■ **What to produce**
Every line with the word "true" in it should be extracted from the data that follows.

==================================================

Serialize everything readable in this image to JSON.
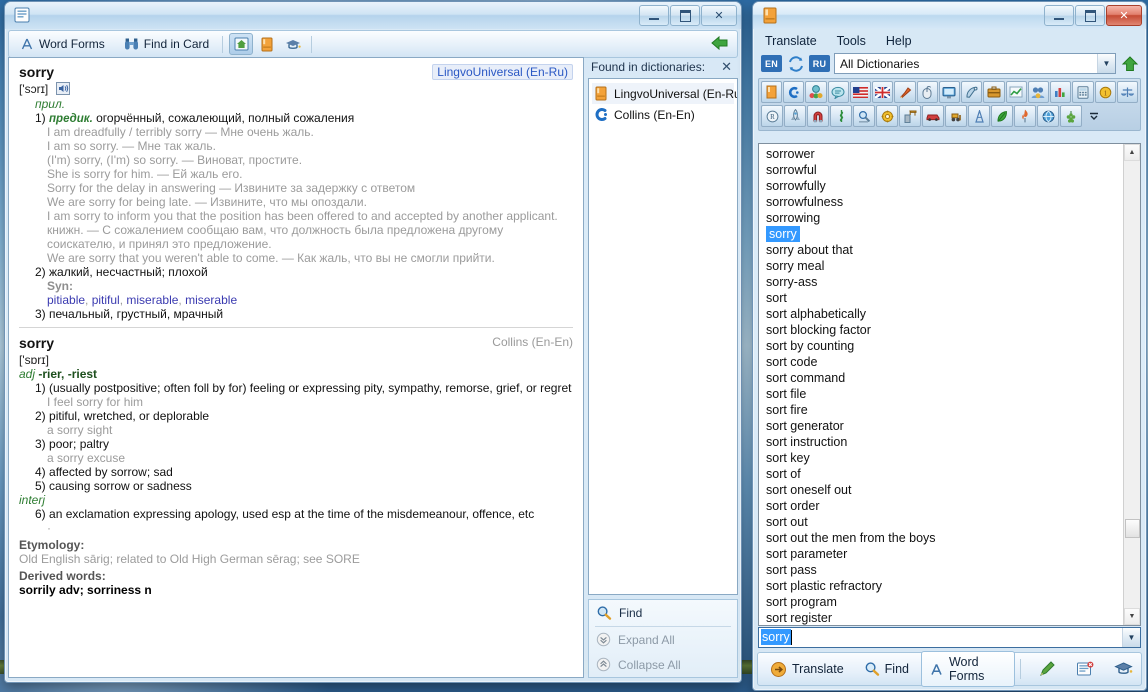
{
  "desktop": {
    "label": "desktop-background"
  },
  "left_window": {
    "title": "",
    "icon": "card-icon",
    "window_buttons": {
      "minimize": "Minimize",
      "maximize": "Maximize",
      "close": "Close"
    },
    "toolbar": {
      "word_forms": "Word Forms",
      "find_in_card": "Find in Card",
      "icons": [
        "home-card-icon",
        "orange-book-icon",
        "graduation-cap-icon"
      ],
      "back": "back-arrow-icon"
    },
    "entries": [
      {
        "headword": "sorry",
        "dictionary": "LingvoUniversal (En-Ru)",
        "dictionary_is_link": true,
        "transcription": "['sɔrɪ]",
        "has_sound": true,
        "pos": "прил.",
        "senses": [
          {
            "num": "1)",
            "mark": "предик.",
            "text": "огорчённый, сожалеющий, полный сожаления",
            "examples": [
              "I am dreadfully / terribly sorry — Мне очень жаль.",
              "I am so sorry. — Мне так жаль.",
              "(I'm) sorry, (I'm) so sorry. — Виноват, простите.",
              "She is sorry for him. — Ей жаль его.",
              "Sorry for the delay in answering — Извините за задержку с ответом",
              "We are sorry for being late. — Извините, что мы опоздали.",
              "I am sorry to inform you that the position has been offered to and accepted by another applicant. книжн. — С сожалением сообщаю вам, что должность была предложена другому соискателю, и принял это предложение.",
              "We are sorry that you weren't able to come. — Как жаль, что вы не смогли прийти."
            ]
          },
          {
            "num": "2)",
            "mark": "",
            "text": "жалкий, несчастный; плохой",
            "syn_label": "Syn:",
            "synonyms": [
              "pitiable",
              "pitiful",
              "miserable",
              "miserable"
            ],
            "examples": []
          },
          {
            "num": "3)",
            "mark": "",
            "text": "печальный, грустный, мрачный",
            "examples": []
          }
        ]
      },
      {
        "headword": "sorry",
        "dictionary": "Collins (En-En)",
        "dictionary_is_link": false,
        "transcription": "['sɒrɪ]",
        "has_sound": false,
        "pos": "adj",
        "pos_extra": "-rier, -riest",
        "senses": [
          {
            "num": "1)",
            "text": "(usually postpositive; often foll by for) feeling or expressing pity, sympathy, remorse, grief, or regret",
            "examples": [
              "I feel sorry for him"
            ]
          },
          {
            "num": "2)",
            "text": "pitiful, wretched, or deplorable",
            "examples": [
              "a sorry sight"
            ]
          },
          {
            "num": "3)",
            "text": "poor; paltry",
            "examples": [
              "a sorry excuse"
            ]
          },
          {
            "num": "4)",
            "text": "affected by sorrow; sad",
            "examples": []
          },
          {
            "num": "5)",
            "text": "causing sorrow or sadness",
            "examples": []
          }
        ],
        "pos2": "interj",
        "senses2": [
          {
            "num": "6)",
            "text": "an exclamation expressing apology, used esp at the time of the misdemeanour, offence, etc",
            "examples": [
              "·"
            ]
          }
        ],
        "etymology_label": "Etymology:",
        "etymology": "Old English sārig;  related to Old High German sērag;  see SORE",
        "derived_label": "Derived words:",
        "derived": "sorrily adv; sorriness n"
      }
    ],
    "found_panel": {
      "title": "Found in dictionaries:",
      "close": "✕",
      "items": [
        {
          "label": "LingvoUniversal (En-Ru)",
          "icon": "orange-book-icon",
          "selected": true
        },
        {
          "label": "Collins (En-En)",
          "icon": "collins-c-icon",
          "selected": false
        }
      ],
      "actions": [
        {
          "label": "Find",
          "icon": "magnifier-icon",
          "dim": false
        },
        {
          "label": "Expand All",
          "icon": "chevron-double-down-icon",
          "dim": true
        },
        {
          "label": "Collapse All",
          "icon": "chevron-double-up-icon",
          "dim": true
        }
      ]
    }
  },
  "right_window": {
    "title": "",
    "icon": "orange-book-icon",
    "window_buttons": {
      "minimize": "Minimize",
      "maximize": "Maximize",
      "close": "Close"
    },
    "menu": [
      "Translate",
      "Tools",
      "Help"
    ],
    "search": {
      "lang_from": "EN",
      "lang_to": "RU",
      "swap_icon": "swap-languages-icon",
      "dictionary_value": "All Dictionaries",
      "dictionary_placeholder": "All Dictionaries",
      "dropdown_icon": "chevron-down-icon",
      "up_icon": "green-up-arrow-icon"
    },
    "dictionary_icons_row1": [
      "orange-book-icon",
      "collins-c-icon",
      "three-people-speech-icon",
      "speech-bubble-icon",
      "us-flag-icon",
      "uk-flag-icon",
      "paintbrush-icon",
      "computer-mouse-icon",
      "monitor-icon",
      "satellite-dish-icon",
      "briefcase-icon",
      "chart-line-icon",
      "two-people-icon",
      "bar-chart-icon",
      "calculator-icon",
      "gold-coin-icon",
      "scales-icon"
    ],
    "dictionary_icons_row2": [
      "registered-mark-icon",
      "rocket-icon",
      "magnet-icon",
      "caduceus-icon",
      "microscope-icon",
      "gear-icon",
      "crane-icon",
      "red-car-icon",
      "bulldozer-icon",
      "oil-derrick-icon",
      "leaf-icon",
      "fire-torch-icon",
      "globe-icon",
      "grapes-icon",
      "overflow-chevron-icon"
    ],
    "word_list": [
      {
        "label": "sorrower",
        "selected": false
      },
      {
        "label": "sorrowful",
        "selected": false
      },
      {
        "label": "sorrowfully",
        "selected": false
      },
      {
        "label": "sorrowfulness",
        "selected": false
      },
      {
        "label": "sorrowing",
        "selected": false
      },
      {
        "label": "sorry",
        "selected": true
      },
      {
        "label": "sorry about that",
        "selected": false
      },
      {
        "label": "sorry meal",
        "selected": false
      },
      {
        "label": "sorry-ass",
        "selected": false
      },
      {
        "label": "sort",
        "selected": false
      },
      {
        "label": "sort alphabetically",
        "selected": false
      },
      {
        "label": "sort blocking factor",
        "selected": false
      },
      {
        "label": "sort by counting",
        "selected": false
      },
      {
        "label": "sort code",
        "selected": false
      },
      {
        "label": "sort command",
        "selected": false
      },
      {
        "label": "sort file",
        "selected": false
      },
      {
        "label": "sort fire",
        "selected": false
      },
      {
        "label": "sort generator",
        "selected": false
      },
      {
        "label": "sort instruction",
        "selected": false
      },
      {
        "label": "sort key",
        "selected": false
      },
      {
        "label": "sort of",
        "selected": false
      },
      {
        "label": "sort oneself out",
        "selected": false
      },
      {
        "label": "sort order",
        "selected": false
      },
      {
        "label": "sort out",
        "selected": false
      },
      {
        "label": "sort out the men from the boys",
        "selected": false
      },
      {
        "label": "sort parameter",
        "selected": false
      },
      {
        "label": "sort pass",
        "selected": false
      },
      {
        "label": "sort plastic refractory",
        "selected": false
      },
      {
        "label": "sort program",
        "selected": false
      },
      {
        "label": "sort register",
        "selected": false
      }
    ],
    "search_field": {
      "value": "sorry",
      "placeholder": "sorry"
    },
    "bottom_bar": {
      "translate": "Translate",
      "find": "Find",
      "word_forms": "Word Forms",
      "icons": [
        "green-pencil-icon",
        "card-delete-icon",
        "graduation-cap-icon"
      ]
    }
  },
  "colors": {
    "accent_blue": "#3399ff",
    "link_blue": "#2a58c4",
    "green_label": "#2e7d32",
    "example_grey": "#9b9b9b",
    "title_grey": "#9a9a9a"
  }
}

==================================================

■ **Response below**
        "dictionary_is_link": true,
        "has_sound": true,
          "selected": true
          "dim": true
          "dim": true
        "selected": true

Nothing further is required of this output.